··· Textauszug ···

Der amerikanische Religionswissenschaftler Bart D. Ehrman hat zu diesem Thema ein ausgezeichnetes Buch geschrieben, das die Beweise zusammenfasst (Did Jesus exist? The Historical Argument for Jesus of Nazareth). Der Historiker Mark Smith seinerseits legt aufgrund der neuesten archäologischen Forschungen überzeugend dar, dass die Schilderungen der letzten Tage und der Kreuzigung Jeshuas auf Fakten beruhen (The Final Days of Jesus .The Thrill of Defeat, The Agony of Victory)
Wenn man bereit ist, sich von altüberlieferten Dogmen zu lösen, — etwa “Jesus ist der einzige Sohn Gottes” -, und sich wie Nietzsche** mit seinem Lebensschiffchen auf das offene Meer hinauswagt, kann man anfangen, sich Fragen zu stellen, — zum Beispiel:
● Was tat Jesus in den vielen Jahren, bevor er mit etwa 30 in Palästina an die Öffentlichkeit trat? Verschiedene Quellen sprechen von ausgedehnten Reisen nach Ägypten, Persien und Indien, um sich auf seine Mission vorzubereiten. Könnte doch durchaus Sinn machen.
● Wie hielt es Jesus mit der Reinkarnation? Die These, dass wir uns über viele Leben hinweg immer wieder reinkarnieren, um uns Schritt um Schritt weiter zu entwickeln (Jesus: Darum sollt ihr vollkommen sein, gleichwie euer Vater im Himmel vollkommen ist. Matthäus 5.47), macht sehr viel mehr Sinn als die “Himmel/Hölle”-Geschichte, — sofern man überzeugt ist, dass unser Sein nach dem physischen Tod nicht für immer ausgelöscht wird.

··· Datensätze ···

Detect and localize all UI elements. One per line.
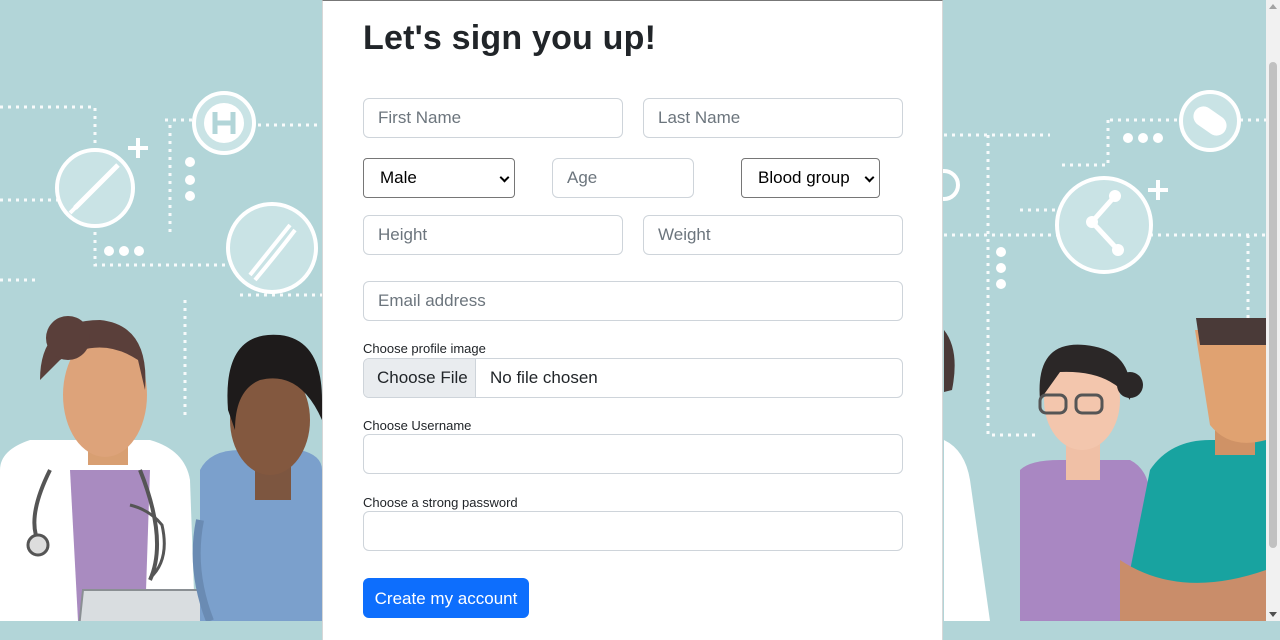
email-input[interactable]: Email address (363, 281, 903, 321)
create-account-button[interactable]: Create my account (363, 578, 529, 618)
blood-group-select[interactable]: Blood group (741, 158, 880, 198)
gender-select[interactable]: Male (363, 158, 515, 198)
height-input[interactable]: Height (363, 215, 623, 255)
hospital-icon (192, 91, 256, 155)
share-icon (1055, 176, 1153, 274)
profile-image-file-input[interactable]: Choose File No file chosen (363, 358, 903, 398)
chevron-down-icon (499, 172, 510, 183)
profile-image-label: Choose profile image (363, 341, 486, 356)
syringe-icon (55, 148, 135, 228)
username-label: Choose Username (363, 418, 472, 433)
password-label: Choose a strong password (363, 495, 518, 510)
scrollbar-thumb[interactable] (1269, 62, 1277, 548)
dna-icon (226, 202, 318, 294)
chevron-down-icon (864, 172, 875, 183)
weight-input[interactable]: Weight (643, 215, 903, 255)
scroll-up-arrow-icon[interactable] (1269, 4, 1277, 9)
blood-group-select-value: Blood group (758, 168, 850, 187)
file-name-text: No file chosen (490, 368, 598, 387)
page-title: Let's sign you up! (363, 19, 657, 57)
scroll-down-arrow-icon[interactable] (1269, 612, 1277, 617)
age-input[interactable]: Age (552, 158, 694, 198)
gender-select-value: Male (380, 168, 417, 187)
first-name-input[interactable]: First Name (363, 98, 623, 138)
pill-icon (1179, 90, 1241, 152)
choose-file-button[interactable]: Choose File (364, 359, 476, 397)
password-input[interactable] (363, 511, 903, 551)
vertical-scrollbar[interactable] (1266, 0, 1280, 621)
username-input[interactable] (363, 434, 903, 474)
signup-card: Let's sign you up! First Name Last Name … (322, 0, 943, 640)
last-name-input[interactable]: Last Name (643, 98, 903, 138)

···

Aufgaben:
• A. In welche Länder soll Jesus laut dem Textauszug über Jesus vor seinem öffentlichen Auftreten gereist sein?
• B. Schreiben Sie den Textauszug über Jesus im Anschluss an seinen letzten Satz weiter.

Ergebnisse:
• A. Nach Ägypten, Persien und Indien.

• B.
● Schildern die vier Evangelien, die lange nach seinem Tod verfasst wurden, getreulich, was Jesus lehrte? Oder müssten wir z.B. vielleicht auch das Thomas-Evangelium mit seinen 114 Logien zu Rate ziehen, das den offiziellen Evangelien mit grösster Wahrscheinlichkeit vorausging?
Die wichtigste und interessanteste Frage aber, weil das gesamte Christentum darauf aufbaut, ist die Frage nach der Auferstehung Jesu nach seiner Kreuzigung. Die Diskussionen, ob überhaupt, oder wenn ja, in welcher Form und Weise, sind endlos.
Macht es überhaupt Sinn, heute noch von “Auferstehung” zu sprechen? Wer oder was soll “auferstehen”? Was soll unter “Auferstehung” verstanden werden?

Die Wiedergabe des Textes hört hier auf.